The cardboard box goes largely unappreciated. Yet, it is indispensable to our daily living. It holds all of our knick-knacks and personal mementos when we move or have things shipped. It holds our breakfast cereal. It has been used for countless children's art projects; fashioned into a robot head or a horse's body. Heck, it is even in the International Toy Hall of Fame in Rochester, New York. As with a lot of things that have become commonplace, hardly any thought has been put into how and why it was invented and by whom. In fact, the history of the cardboard boxes, besides rarely being talked about, isn't particularly well documented either. However, cobbled together through several sources, patents, and old forgotten texts, we can start to piece together the story of the ubiquitous cardboard box.

::::

→ DO THIS:
What does the passage on the cardboard box say from "The cardboard box goes" up to and including "ubiquitous cardboard box."? Reproduce that stretch word for word.

::::

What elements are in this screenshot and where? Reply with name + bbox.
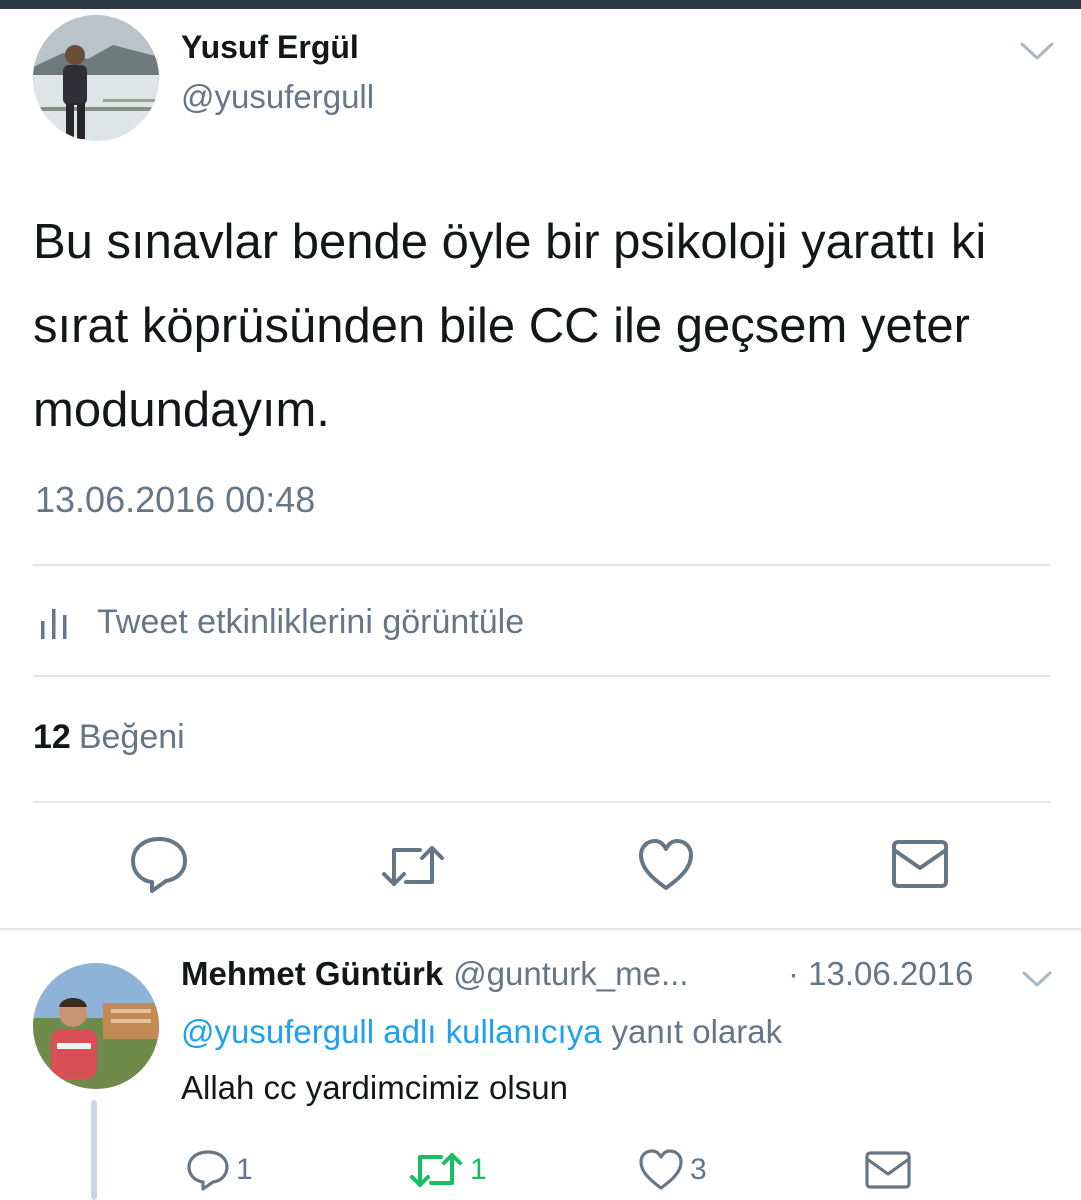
reply-author-name[interactable]: Mehmet Güntürk — [181, 955, 443, 992]
tweet-activity-link[interactable]: Tweet etkinliklerini görüntüle — [33, 596, 524, 648]
reply-message-button[interactable] — [864, 1148, 912, 1192]
author-avatar[interactable] — [33, 15, 159, 141]
retweet-count: 1 — [470, 1153, 487, 1186]
reply-header[interactable]: Mehmet Güntürk @gunturk_me... — [181, 955, 688, 993]
reply-context: @yusufergull adlı kullanıcıya yanıt olara… — [181, 1013, 782, 1051]
reply-to-label: yanıt olarak — [611, 1013, 783, 1050]
message-icon — [865, 1151, 911, 1189]
reply-author-avatar[interactable] — [33, 963, 159, 1089]
author-handle[interactable]: @yusufergull — [181, 78, 374, 116]
likes-label: Beğeni — [78, 718, 185, 756]
reply-retweet-button[interactable]: 1 — [408, 1148, 487, 1192]
likes-summary[interactable]: 12 Beğeni — [33, 718, 185, 757]
tweet-text: Bu sınavlar bende öyle bir psikoloji yar… — [33, 215, 987, 437]
like-icon — [639, 1149, 683, 1190]
section-divider — [0, 928, 1081, 930]
divider — [33, 564, 1050, 566]
analytics-icon — [41, 609, 67, 639]
author-name[interactable]: Yusuf Ergül — [181, 29, 359, 66]
likes-count: 12 — [33, 718, 71, 756]
tweet-timestamp[interactable]: 13.06.2016 00:48 — [35, 479, 315, 521]
divider — [33, 675, 1050, 677]
status-bar-strip — [0, 0, 1081, 9]
divider — [33, 801, 1050, 803]
chevron-down-icon[interactable] — [1020, 966, 1054, 992]
chevron-down-icon[interactable] — [1018, 36, 1056, 66]
like-count: 3 — [690, 1153, 707, 1186]
reply-author-handle[interactable]: @gunturk_me... — [453, 955, 688, 992]
retweet-icon[interactable] — [380, 840, 446, 892]
like-icon[interactable] — [636, 836, 696, 894]
reply-text: Allah cc yardimcimiz olsun — [181, 1069, 568, 1106]
reply-count: 1 — [236, 1153, 253, 1186]
reply-icon[interactable] — [128, 833, 190, 895]
reply-reply-button[interactable]: 1 — [186, 1148, 253, 1192]
reply-icon — [187, 1150, 229, 1191]
thread-line — [91, 1100, 97, 1200]
reply-to-link[interactable]: @yusufergull adlı kullanıcıya — [181, 1013, 602, 1050]
message-icon[interactable] — [890, 838, 950, 890]
activity-label: Tweet etkinliklerini görüntüle — [97, 602, 525, 641]
reply-timestamp[interactable]: · 13.06.2016 — [788, 955, 973, 993]
retweet-icon — [410, 1153, 462, 1187]
reply-like-button[interactable]: 3 — [638, 1148, 707, 1192]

::::

→ ANSWER TO THE EXERCISE:
The cardboard box goes largely unappreciated. Yet, it is indispensable to our daily living. It holds all of our knick-knacks and personal mementos when we move or have things shipped. It holds our breakfast cereal. It has been used for countless children's art projects; fashioned into a robot head or a horse's body. Heck, it is even in the International Toy Hall of Fame in Rochester, New York. As with a lot of things that have become commonplace, hardly any thought has been put into how and why it was invented and by whom. In fact, the history of the cardboard boxes, besides rarely being talked about, isn't particularly well documented either. However, cobbled together through several sources, patents, and old forgotten texts, we can start to piece together the story of the ubiquitous cardboard box.